## Task description
Search the material for "this" and show all lines that contain it.

## Provided material
- - - - - - -

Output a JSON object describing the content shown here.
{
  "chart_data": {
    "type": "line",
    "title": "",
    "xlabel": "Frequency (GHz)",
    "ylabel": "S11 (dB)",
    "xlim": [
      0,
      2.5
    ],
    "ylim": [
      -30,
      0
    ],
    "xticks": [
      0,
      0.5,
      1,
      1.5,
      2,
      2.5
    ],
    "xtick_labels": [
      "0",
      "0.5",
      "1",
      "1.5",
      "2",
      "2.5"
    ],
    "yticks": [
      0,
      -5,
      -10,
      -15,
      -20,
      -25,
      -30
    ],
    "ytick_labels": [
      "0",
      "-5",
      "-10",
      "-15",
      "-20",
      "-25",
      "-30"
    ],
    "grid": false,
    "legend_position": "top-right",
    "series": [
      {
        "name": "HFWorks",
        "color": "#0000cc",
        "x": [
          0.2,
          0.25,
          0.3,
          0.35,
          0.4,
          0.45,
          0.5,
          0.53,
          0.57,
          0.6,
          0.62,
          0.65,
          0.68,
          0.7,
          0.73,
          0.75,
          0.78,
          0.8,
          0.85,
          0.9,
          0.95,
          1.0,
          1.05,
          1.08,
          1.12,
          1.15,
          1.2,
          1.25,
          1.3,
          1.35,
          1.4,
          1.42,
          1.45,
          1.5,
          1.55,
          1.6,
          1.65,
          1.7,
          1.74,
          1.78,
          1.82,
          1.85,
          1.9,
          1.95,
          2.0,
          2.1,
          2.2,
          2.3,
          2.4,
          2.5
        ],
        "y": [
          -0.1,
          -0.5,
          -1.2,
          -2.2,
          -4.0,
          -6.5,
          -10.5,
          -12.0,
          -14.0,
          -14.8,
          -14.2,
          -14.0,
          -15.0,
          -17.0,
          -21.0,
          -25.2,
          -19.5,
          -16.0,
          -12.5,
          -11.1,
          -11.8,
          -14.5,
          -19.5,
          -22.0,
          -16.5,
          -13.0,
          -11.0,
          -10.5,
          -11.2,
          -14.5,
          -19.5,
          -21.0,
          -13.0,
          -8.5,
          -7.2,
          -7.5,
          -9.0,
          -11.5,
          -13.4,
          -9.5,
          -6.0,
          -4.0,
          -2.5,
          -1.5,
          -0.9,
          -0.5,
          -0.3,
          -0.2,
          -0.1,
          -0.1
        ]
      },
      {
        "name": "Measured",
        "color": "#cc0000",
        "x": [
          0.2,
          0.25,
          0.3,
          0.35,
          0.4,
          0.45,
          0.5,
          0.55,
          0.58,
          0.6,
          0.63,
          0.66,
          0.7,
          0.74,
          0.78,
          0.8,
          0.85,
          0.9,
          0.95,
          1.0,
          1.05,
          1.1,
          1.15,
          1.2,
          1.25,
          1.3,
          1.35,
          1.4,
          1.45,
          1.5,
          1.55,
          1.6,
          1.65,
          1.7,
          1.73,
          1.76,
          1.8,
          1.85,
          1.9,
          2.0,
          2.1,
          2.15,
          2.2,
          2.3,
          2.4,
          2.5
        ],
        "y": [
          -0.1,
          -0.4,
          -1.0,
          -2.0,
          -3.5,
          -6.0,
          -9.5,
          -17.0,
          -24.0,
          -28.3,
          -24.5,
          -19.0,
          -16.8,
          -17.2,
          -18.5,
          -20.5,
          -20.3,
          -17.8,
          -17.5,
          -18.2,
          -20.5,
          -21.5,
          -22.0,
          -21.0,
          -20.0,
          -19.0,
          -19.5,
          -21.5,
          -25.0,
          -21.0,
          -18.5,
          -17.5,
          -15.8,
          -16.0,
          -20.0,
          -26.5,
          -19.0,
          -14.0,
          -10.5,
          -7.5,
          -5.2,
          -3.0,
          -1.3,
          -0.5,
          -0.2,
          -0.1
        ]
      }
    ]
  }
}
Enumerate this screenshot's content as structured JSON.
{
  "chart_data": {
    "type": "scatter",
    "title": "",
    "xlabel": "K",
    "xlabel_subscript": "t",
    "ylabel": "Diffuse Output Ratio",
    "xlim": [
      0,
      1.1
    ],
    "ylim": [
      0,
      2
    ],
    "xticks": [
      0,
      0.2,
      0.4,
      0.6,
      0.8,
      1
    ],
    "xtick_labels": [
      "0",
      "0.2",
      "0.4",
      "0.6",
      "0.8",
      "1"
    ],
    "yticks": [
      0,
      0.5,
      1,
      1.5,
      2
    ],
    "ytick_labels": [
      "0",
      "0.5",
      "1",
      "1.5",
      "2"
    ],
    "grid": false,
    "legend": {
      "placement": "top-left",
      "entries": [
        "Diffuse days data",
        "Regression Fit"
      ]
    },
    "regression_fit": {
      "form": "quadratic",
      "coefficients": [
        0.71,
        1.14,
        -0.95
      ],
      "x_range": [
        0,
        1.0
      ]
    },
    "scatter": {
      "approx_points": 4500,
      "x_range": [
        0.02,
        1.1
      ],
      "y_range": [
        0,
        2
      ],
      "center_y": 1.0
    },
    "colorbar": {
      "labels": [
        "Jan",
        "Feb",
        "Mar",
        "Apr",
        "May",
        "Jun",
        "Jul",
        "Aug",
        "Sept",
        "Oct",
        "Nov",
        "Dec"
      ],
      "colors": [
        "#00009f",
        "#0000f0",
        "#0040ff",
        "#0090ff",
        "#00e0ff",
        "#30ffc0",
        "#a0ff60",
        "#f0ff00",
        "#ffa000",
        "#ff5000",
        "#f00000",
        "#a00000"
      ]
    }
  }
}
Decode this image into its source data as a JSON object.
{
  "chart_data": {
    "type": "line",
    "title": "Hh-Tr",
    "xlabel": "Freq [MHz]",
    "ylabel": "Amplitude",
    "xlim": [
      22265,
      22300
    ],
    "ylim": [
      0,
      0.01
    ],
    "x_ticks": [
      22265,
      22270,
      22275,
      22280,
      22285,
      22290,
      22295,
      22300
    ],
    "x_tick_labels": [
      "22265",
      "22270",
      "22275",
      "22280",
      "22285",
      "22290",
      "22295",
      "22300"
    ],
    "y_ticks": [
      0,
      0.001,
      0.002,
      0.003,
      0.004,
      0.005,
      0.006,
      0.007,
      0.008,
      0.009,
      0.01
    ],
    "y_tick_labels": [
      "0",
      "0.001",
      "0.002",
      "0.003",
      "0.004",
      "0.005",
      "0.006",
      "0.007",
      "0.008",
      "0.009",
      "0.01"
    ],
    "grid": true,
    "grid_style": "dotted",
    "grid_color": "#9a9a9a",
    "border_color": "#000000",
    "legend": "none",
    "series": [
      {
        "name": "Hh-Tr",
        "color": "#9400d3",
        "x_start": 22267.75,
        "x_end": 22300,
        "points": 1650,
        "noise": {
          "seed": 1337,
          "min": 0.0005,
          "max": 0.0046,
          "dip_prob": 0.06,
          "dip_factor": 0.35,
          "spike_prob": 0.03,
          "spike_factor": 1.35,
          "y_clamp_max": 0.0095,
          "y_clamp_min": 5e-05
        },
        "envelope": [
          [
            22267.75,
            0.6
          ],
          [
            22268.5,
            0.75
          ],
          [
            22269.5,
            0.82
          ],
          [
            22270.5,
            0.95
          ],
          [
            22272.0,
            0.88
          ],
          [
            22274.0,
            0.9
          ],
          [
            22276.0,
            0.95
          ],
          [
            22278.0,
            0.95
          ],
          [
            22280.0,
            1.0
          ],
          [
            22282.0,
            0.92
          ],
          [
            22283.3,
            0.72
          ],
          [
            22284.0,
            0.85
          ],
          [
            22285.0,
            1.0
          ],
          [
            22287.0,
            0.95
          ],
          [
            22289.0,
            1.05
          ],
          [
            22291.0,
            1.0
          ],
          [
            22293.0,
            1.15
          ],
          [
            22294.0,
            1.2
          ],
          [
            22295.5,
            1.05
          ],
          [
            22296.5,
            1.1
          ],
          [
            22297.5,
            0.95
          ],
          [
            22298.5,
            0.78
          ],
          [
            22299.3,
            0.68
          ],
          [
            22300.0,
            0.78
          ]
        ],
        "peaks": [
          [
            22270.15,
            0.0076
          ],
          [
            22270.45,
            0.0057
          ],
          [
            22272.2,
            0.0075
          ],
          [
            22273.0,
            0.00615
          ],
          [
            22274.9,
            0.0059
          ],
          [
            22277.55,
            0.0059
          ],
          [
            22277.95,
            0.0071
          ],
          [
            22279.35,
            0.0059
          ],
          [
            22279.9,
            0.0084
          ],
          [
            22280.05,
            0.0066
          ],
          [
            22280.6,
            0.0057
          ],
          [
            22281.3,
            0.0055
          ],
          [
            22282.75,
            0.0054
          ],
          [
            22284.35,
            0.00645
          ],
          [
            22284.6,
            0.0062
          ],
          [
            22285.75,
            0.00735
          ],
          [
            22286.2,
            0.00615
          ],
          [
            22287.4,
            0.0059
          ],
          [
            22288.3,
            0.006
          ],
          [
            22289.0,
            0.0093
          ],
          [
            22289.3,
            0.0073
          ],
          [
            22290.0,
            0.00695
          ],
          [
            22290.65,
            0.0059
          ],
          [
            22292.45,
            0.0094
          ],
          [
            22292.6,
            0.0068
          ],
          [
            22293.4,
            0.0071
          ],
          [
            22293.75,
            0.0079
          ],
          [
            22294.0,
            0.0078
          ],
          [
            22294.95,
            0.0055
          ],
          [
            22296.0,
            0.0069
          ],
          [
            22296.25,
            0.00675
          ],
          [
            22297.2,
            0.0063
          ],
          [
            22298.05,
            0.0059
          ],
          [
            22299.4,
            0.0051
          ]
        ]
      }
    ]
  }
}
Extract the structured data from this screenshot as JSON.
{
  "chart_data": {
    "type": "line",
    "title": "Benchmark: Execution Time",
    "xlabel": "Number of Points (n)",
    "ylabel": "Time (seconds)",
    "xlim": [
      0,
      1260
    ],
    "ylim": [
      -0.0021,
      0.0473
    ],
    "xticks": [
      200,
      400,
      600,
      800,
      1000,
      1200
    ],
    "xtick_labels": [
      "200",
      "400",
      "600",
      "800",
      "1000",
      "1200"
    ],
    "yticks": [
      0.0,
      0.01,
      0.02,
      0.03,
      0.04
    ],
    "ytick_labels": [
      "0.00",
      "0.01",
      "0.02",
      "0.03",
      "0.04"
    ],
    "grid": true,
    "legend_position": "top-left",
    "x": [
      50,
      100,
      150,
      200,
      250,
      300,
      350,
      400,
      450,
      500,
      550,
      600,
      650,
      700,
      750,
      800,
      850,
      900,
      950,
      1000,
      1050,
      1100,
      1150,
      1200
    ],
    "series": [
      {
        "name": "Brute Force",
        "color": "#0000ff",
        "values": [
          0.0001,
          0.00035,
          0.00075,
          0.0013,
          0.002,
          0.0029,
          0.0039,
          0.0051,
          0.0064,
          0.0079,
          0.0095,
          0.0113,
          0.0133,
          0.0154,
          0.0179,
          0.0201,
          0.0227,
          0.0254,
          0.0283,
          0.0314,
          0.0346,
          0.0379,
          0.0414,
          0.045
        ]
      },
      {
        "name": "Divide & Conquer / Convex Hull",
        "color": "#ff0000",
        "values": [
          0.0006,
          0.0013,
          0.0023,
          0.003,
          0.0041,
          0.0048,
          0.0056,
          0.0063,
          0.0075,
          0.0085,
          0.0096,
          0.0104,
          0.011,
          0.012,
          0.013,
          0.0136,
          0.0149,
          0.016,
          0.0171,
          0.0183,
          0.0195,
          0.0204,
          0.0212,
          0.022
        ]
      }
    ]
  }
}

- - - - - - -

## Correct response
Enumerate this screenshot's content as structured JSON.
Decode this image into its source data as a JSON object.
Extract the structured data from this screenshot as JSON.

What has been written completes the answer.